**TASK TO CARRY OUT**
Find every line containing the word "SUNGAI" and report the count, nothing more.
::::::
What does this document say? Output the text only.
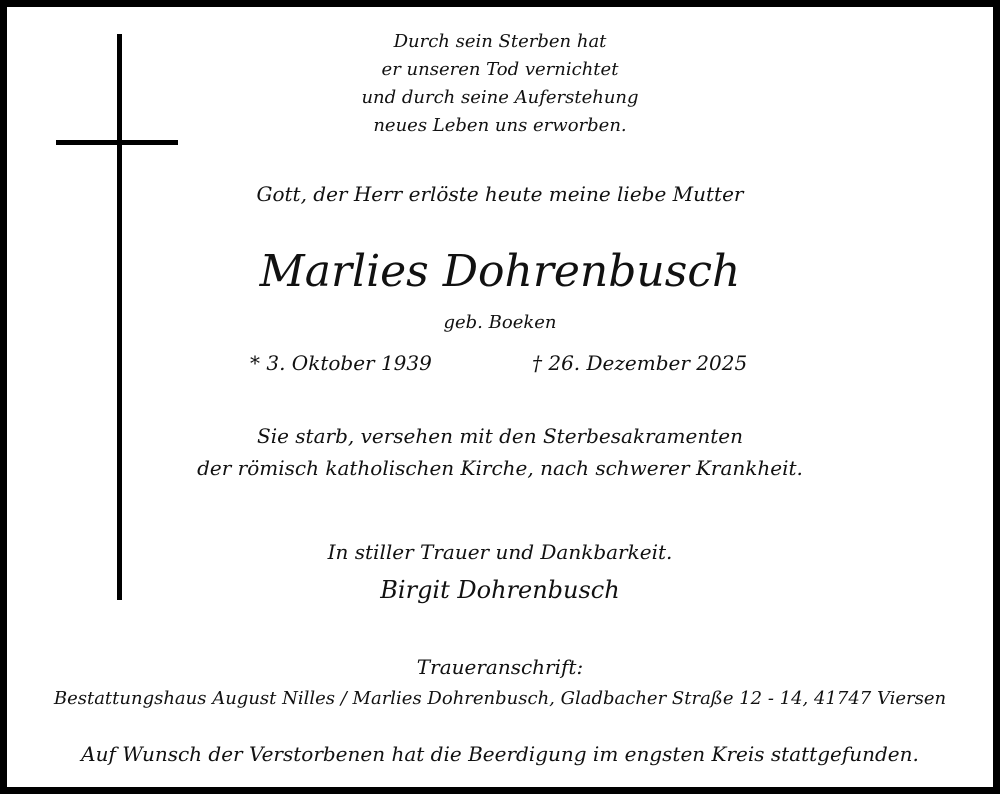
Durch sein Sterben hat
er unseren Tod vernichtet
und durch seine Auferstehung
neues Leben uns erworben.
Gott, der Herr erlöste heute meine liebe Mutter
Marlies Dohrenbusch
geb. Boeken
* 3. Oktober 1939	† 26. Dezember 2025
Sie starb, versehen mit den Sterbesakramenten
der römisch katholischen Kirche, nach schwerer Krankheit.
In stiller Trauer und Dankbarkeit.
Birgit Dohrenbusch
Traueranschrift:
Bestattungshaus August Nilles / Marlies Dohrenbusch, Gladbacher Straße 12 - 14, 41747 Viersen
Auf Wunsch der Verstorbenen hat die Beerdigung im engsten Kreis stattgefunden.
::::::
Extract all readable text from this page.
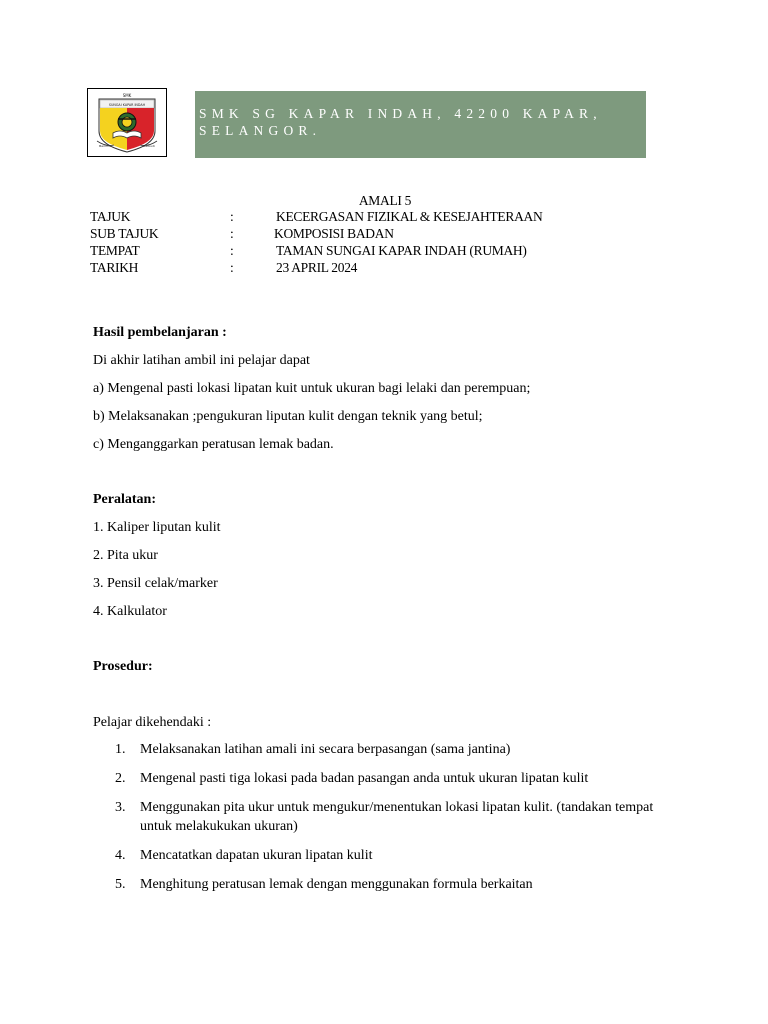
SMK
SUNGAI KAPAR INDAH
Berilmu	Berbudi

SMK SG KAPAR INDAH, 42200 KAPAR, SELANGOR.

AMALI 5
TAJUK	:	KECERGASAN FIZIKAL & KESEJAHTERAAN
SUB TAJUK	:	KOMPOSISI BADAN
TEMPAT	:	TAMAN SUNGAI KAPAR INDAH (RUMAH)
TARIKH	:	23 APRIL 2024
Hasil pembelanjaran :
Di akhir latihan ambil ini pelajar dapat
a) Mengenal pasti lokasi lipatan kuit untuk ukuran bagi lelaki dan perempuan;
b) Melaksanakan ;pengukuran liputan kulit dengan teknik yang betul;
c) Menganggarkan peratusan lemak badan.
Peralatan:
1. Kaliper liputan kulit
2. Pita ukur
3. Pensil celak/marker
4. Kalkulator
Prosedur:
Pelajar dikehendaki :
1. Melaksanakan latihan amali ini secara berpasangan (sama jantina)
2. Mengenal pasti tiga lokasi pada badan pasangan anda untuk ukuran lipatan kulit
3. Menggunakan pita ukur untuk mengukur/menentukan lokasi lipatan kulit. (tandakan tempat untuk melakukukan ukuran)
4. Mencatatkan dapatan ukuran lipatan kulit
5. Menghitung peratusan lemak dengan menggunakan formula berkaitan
::::::
**REPLY**
2